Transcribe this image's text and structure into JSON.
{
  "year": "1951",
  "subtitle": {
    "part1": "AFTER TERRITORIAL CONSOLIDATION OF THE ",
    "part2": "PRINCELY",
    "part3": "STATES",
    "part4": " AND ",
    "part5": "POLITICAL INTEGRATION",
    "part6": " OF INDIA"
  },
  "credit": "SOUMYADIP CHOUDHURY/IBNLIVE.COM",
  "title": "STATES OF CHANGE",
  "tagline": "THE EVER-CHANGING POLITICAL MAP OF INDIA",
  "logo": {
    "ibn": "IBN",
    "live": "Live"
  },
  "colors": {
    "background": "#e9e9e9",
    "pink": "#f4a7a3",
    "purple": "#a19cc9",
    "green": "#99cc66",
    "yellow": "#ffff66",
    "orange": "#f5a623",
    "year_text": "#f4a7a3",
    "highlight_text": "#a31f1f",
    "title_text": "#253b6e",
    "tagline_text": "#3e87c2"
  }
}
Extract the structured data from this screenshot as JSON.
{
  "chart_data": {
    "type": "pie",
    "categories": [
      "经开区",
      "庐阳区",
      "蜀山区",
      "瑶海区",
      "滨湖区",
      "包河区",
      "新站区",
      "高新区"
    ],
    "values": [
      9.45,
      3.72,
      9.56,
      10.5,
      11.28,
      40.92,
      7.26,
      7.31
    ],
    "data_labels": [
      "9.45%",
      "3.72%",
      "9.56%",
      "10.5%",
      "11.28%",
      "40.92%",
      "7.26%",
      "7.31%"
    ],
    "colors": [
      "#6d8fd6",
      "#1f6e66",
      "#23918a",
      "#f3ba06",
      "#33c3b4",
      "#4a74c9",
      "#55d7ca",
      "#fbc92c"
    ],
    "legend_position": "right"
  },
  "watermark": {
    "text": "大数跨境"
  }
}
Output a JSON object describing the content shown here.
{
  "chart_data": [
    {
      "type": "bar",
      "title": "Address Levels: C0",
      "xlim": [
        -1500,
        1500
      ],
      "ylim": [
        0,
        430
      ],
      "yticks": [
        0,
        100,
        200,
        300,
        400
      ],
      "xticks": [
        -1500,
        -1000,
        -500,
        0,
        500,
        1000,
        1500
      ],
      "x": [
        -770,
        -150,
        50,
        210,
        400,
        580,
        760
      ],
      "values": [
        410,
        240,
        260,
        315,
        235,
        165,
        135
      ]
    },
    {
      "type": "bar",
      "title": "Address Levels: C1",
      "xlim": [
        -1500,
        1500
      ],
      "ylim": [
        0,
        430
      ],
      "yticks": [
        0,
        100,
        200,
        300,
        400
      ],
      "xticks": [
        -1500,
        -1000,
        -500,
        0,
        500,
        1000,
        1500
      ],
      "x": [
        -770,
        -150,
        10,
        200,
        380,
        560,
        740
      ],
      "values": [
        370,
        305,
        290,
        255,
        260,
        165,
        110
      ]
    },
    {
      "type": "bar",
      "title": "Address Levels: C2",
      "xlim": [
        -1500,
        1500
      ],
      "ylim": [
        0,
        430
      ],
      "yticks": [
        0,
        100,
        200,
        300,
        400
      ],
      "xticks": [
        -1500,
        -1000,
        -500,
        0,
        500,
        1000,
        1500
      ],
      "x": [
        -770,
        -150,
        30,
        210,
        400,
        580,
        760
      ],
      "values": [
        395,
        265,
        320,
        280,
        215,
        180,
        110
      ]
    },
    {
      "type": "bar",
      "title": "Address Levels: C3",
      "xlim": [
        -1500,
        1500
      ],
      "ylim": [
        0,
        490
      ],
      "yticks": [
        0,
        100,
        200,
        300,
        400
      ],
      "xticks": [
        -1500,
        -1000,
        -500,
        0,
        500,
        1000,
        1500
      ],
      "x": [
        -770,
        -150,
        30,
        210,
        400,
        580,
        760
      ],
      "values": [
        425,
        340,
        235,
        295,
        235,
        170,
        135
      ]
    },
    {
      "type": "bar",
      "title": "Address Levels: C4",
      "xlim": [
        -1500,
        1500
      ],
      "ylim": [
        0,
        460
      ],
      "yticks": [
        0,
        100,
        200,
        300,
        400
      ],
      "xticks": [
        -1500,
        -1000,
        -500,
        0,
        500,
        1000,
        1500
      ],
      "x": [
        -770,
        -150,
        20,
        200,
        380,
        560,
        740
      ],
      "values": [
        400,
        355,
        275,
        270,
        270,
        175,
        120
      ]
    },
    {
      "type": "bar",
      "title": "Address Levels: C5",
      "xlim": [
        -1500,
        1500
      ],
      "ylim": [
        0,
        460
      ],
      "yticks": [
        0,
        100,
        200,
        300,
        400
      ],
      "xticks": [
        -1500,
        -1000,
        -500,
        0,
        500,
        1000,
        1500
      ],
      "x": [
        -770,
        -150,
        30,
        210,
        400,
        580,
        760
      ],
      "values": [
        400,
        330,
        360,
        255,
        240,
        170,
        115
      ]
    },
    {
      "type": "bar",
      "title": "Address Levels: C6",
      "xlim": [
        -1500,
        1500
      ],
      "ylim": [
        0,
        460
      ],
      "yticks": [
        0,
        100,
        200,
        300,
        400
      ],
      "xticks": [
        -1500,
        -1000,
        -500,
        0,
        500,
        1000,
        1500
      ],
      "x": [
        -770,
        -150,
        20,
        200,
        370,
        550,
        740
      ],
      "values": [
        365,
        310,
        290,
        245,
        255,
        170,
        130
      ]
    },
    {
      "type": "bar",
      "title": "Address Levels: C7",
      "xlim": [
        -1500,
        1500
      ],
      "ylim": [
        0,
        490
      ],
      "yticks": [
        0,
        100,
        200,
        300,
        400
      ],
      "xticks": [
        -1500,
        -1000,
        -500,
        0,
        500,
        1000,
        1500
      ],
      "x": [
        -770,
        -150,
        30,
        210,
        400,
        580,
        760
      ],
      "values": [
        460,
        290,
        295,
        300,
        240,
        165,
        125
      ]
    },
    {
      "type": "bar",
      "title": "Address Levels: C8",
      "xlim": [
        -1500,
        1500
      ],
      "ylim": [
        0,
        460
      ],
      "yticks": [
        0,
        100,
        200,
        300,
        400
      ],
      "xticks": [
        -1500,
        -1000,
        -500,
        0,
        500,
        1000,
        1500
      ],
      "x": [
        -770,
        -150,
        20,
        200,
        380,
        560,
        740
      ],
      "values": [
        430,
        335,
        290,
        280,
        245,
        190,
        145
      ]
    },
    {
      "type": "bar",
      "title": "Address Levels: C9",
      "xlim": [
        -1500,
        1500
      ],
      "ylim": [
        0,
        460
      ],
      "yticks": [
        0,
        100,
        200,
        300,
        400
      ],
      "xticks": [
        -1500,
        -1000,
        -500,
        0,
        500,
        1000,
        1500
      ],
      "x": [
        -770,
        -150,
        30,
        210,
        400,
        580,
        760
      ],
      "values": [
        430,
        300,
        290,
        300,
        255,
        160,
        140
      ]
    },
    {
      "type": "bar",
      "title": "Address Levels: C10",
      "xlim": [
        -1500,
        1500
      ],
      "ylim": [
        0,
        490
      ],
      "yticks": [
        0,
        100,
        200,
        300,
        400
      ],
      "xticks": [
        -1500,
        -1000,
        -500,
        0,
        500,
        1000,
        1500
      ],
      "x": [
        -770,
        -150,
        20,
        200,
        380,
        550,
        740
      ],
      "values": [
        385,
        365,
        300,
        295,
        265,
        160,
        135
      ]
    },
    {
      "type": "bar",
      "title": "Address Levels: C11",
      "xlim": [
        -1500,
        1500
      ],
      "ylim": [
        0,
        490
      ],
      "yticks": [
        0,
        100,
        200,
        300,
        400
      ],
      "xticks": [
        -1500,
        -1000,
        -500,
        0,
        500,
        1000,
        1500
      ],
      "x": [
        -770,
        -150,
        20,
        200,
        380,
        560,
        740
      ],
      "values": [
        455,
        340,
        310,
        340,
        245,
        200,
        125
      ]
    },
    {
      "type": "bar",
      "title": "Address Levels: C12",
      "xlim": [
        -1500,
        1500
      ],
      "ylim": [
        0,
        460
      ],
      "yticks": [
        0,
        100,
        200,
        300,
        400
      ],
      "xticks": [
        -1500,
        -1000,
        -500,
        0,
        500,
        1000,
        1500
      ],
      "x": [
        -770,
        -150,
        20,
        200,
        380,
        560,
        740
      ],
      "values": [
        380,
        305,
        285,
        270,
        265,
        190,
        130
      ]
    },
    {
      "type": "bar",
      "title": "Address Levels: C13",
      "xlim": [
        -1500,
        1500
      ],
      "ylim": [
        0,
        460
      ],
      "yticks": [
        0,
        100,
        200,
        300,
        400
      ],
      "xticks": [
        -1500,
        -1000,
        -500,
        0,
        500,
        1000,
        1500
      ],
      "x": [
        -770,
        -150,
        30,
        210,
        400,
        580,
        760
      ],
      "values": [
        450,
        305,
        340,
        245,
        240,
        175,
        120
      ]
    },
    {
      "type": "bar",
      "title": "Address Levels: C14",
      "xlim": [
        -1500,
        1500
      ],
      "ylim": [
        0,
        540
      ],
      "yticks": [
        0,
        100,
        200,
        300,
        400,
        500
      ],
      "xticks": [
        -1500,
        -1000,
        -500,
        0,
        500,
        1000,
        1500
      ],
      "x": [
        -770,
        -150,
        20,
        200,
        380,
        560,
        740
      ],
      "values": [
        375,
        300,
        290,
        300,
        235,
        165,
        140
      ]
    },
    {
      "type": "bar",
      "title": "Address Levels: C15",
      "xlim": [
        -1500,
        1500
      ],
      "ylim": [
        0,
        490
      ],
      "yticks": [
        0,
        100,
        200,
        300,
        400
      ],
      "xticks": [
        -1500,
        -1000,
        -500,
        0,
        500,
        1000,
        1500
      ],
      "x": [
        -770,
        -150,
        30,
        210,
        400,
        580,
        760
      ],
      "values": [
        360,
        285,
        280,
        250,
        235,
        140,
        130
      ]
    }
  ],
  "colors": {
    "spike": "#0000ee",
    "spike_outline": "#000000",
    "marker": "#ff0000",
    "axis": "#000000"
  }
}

Aim of the exercise.
Please list every line of the records that contains "this".

Written answer.
Transcribe this image's text and structure into JSON.
Extract the structured data from this screenshot as JSON.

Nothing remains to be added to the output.